[Your objective]:
Extract every line of the records that follow, reproducing each one character for character.

··· Data section ···

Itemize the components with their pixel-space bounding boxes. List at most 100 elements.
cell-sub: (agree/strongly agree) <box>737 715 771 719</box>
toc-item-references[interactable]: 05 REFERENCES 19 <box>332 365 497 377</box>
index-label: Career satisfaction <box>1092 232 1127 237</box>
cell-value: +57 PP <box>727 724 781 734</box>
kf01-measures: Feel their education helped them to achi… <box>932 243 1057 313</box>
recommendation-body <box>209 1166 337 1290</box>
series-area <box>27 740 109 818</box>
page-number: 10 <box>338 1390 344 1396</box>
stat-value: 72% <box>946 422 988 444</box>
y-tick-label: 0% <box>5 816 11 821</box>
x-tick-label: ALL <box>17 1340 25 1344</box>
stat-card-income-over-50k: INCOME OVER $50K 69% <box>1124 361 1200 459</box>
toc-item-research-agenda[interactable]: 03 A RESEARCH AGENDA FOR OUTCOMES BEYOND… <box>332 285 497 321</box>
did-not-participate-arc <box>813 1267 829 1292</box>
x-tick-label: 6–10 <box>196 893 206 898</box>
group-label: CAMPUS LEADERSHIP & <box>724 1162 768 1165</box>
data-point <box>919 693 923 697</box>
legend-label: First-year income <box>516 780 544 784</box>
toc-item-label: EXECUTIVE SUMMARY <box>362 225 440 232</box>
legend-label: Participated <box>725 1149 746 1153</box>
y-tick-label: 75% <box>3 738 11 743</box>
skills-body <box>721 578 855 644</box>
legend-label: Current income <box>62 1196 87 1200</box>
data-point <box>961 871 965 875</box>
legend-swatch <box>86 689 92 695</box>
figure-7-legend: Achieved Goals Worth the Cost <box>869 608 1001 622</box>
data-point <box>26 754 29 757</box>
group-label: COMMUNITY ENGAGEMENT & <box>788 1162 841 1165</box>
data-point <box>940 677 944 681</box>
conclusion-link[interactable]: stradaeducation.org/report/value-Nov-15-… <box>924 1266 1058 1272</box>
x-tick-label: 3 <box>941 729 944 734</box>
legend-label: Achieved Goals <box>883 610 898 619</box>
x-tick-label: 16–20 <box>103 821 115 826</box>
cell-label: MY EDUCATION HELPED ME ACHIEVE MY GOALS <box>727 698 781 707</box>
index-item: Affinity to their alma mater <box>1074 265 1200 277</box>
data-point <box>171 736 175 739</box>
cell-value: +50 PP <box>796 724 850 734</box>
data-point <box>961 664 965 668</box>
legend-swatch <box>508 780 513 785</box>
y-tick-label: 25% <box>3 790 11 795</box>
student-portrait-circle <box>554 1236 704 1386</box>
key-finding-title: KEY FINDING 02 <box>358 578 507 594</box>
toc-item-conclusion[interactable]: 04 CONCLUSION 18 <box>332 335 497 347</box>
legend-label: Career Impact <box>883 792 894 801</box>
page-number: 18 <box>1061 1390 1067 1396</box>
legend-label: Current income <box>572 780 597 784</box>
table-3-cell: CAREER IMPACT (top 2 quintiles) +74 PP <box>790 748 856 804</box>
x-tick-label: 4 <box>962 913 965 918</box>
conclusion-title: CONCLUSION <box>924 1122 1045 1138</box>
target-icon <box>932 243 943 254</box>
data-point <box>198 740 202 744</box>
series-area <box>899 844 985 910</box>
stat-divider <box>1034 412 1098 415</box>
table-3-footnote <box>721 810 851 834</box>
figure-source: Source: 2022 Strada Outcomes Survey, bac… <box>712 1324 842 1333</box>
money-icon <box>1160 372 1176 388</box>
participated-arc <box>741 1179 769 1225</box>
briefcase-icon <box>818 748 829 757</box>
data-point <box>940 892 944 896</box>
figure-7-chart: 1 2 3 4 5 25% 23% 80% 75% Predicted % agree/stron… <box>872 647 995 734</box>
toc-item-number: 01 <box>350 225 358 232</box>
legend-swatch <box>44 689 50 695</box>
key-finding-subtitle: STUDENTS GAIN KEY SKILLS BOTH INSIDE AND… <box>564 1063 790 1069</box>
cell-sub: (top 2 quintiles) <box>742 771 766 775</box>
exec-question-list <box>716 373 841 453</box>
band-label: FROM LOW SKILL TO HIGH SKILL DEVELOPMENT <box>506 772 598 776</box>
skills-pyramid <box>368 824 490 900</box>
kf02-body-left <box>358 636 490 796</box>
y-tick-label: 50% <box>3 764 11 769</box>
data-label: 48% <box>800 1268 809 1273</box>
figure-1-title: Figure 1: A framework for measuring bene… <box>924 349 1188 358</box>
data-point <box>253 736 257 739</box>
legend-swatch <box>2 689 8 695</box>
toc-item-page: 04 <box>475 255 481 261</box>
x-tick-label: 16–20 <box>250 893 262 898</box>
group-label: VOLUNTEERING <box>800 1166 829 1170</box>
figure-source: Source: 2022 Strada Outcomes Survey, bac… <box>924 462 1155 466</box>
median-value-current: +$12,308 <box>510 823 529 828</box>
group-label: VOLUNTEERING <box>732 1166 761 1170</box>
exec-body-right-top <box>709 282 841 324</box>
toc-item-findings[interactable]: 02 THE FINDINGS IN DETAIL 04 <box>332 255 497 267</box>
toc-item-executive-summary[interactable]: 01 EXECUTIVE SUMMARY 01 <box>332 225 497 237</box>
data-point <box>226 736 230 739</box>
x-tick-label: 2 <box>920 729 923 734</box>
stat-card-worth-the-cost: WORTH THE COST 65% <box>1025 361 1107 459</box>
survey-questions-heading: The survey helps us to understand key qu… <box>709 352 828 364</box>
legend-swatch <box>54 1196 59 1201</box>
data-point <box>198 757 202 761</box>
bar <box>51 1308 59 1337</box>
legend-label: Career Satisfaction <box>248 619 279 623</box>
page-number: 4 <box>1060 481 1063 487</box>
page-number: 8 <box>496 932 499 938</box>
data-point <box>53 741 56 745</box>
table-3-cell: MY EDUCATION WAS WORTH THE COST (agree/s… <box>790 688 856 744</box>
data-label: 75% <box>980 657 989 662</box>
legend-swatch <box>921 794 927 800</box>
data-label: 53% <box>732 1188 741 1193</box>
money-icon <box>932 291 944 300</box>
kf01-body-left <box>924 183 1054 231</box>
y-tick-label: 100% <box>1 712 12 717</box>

···

[The response]:
Itemize the components with their pixel-space bounding boxes. List at most 100 elements.
cell-sub: (agree/strongly agree) <box>737 715 771 719</box>
toc-item-references[interactable]: 05 REFERENCES 19 <box>332 365 497 377</box>
index-label: Career satisfaction <box>1092 232 1127 237</box>
cell-value: +57 PP <box>727 724 781 734</box>
kf01-measures: Feel their education helped them to achi… <box>932 243 1057 313</box>
recommendation-body <box>209 1166 337 1290</box>
series-area <box>27 740 109 818</box>
page-number: 10 <box>338 1390 344 1396</box>
stat-value: 72% <box>946 422 988 444</box>
y-tick-label: 0% <box>5 816 11 821</box>
x-tick-label: ALL <box>17 1340 25 1344</box>
stat-card-income-over-50k: INCOME OVER $50K 69% <box>1124 361 1200 459</box>
toc-item-research-agenda[interactable]: 03 A RESEARCH AGENDA FOR OUTCOMES BEYOND… <box>332 285 497 321</box>
did-not-participate-arc <box>813 1267 829 1292</box>
x-tick-label: 6–10 <box>196 893 206 898</box>
group-label: CAMPUS LEADERSHIP & <box>724 1162 768 1165</box>
data-point <box>919 693 923 697</box>
legend-label: First-year income <box>516 780 544 784</box>
toc-item-label: EXECUTIVE SUMMARY <box>362 225 440 232</box>
legend-label: Participated <box>725 1149 746 1153</box>
y-tick-label: 75% <box>3 738 11 743</box>
skills-body <box>721 578 855 644</box>
legend-label: Current income <box>62 1196 87 1200</box>
data-point <box>961 871 965 875</box>
legend-swatch <box>86 689 92 695</box>
figure-7-legend: Achieved Goals Worth the Cost <box>869 608 1001 622</box>
data-point <box>26 754 29 757</box>
group-label: COMMUNITY ENGAGEMENT & <box>788 1162 841 1165</box>
data-point <box>940 677 944 681</box>
conclusion-link[interactable]: stradaeducation.org/report/value-Nov-15-… <box>924 1266 1058 1272</box>
x-tick-label: 3 <box>941 729 944 734</box>
legend-label: Achieved Goals <box>883 610 898 619</box>
x-tick-label: 16–20 <box>103 821 115 826</box>
cell-label: MY EDUCATION HELPED ME ACHIEVE MY GOALS <box>727 698 781 707</box>
index-item: Affinity to their alma mater <box>1074 265 1200 277</box>
data-point <box>171 736 175 739</box>
cell-value: +50 PP <box>796 724 850 734</box>
data-point <box>961 664 965 668</box>
legend-swatch <box>508 780 513 785</box>
y-tick-label: 25% <box>3 790 11 795</box>
student-portrait-circle <box>554 1236 704 1386</box>
key-finding-title: KEY FINDING 02 <box>358 578 507 594</box>
toc-item-conclusion[interactable]: 04 CONCLUSION 18 <box>332 335 497 347</box>
legend-label: Career Impact <box>883 792 894 801</box>
page-number: 18 <box>1061 1390 1067 1396</box>
legend-label: Current income <box>572 780 597 784</box>
table-3-cell: CAREER IMPACT (top 2 quintiles) +74 PP <box>790 748 856 804</box>
x-tick-label: 4 <box>962 913 965 918</box>
conclusion-title: CONCLUSION <box>924 1122 1045 1138</box>
target-icon <box>932 243 943 254</box>
data-point <box>198 740 202 744</box>
series-area <box>899 844 985 910</box>
stat-divider <box>1034 412 1098 415</box>
table-3-footnote <box>721 810 851 834</box>
figure-source: Source: 2022 Strada Outcomes Survey, bac… <box>712 1324 842 1333</box>
money-icon <box>1160 372 1176 388</box>
participated-arc <box>741 1179 769 1225</box>
briefcase-icon <box>818 748 829 757</box>
data-point <box>940 892 944 896</box>
figure-7-chart: 1 2 3 4 5 25% 23% 80% 75% Predicted % agree/stron… <box>872 647 995 734</box>
toc-item-number: 01 <box>350 225 358 232</box>
legend-swatch <box>44 689 50 695</box>
key-finding-subtitle: STUDENTS GAIN KEY SKILLS BOTH INSIDE AND… <box>564 1063 790 1069</box>
cell-sub: (top 2 quintiles) <box>742 771 766 775</box>
exec-question-list <box>716 373 841 453</box>
band-label: FROM LOW SKILL TO HIGH SKILL DEVELOPMENT <box>506 772 598 776</box>
skills-pyramid <box>368 824 490 900</box>
kf02-body-left <box>358 636 490 796</box>
y-tick-label: 50% <box>3 764 11 769</box>
data-label: 48% <box>800 1268 809 1273</box>
figure-1-title: Figure 1: A framework for measuring bene… <box>924 349 1188 358</box>
data-point <box>253 736 257 739</box>
legend-swatch <box>2 689 8 695</box>
toc-item-page: 04 <box>475 255 481 261</box>
x-tick-label: 16–20 <box>250 893 262 898</box>
group-label: VOLUNTEERING <box>800 1166 829 1170</box>
figure-source: Source: 2022 Strada Outcomes Survey, bac… <box>924 462 1155 466</box>
median-value-current: +$12,308 <box>510 823 529 828</box>
group-label: VOLUNTEERING <box>732 1166 761 1170</box>
exec-body-right-top <box>709 282 841 324</box>
toc-item-findings[interactable]: 02 THE FINDINGS IN DETAIL 04 <box>332 255 497 267</box>
toc-item-executive-summary[interactable]: 01 EXECUTIVE SUMMARY 01 <box>332 225 497 237</box>
data-point <box>226 736 230 739</box>
x-tick-label: 2 <box>920 729 923 734</box>
stat-card-worth-the-cost: WORTH THE COST 65% <box>1025 361 1107 459</box>
survey-questions-heading: The survey helps us to understand key qu… <box>709 352 828 364</box>
legend-swatch <box>54 1196 59 1201</box>
data-point <box>198 757 202 761</box>
bar <box>51 1308 59 1337</box>
legend-label: Career Satisfaction <box>248 619 279 623</box>
page-number: 4 <box>1060 481 1063 487</box>
page-number: 8 <box>496 932 499 938</box>
data-point <box>53 741 56 745</box>
table-3-cell: MY EDUCATION WAS WORTH THE COST (agree/s… <box>790 688 856 744</box>
data-label: 75% <box>980 657 989 662</box>
legend-swatch <box>921 794 927 800</box>
data-label: 53% <box>732 1188 741 1193</box>
money-icon <box>932 291 944 300</box>
kf01-body-left <box>924 183 1054 231</box>
y-tick-label: 100% <box>1 712 12 717</box>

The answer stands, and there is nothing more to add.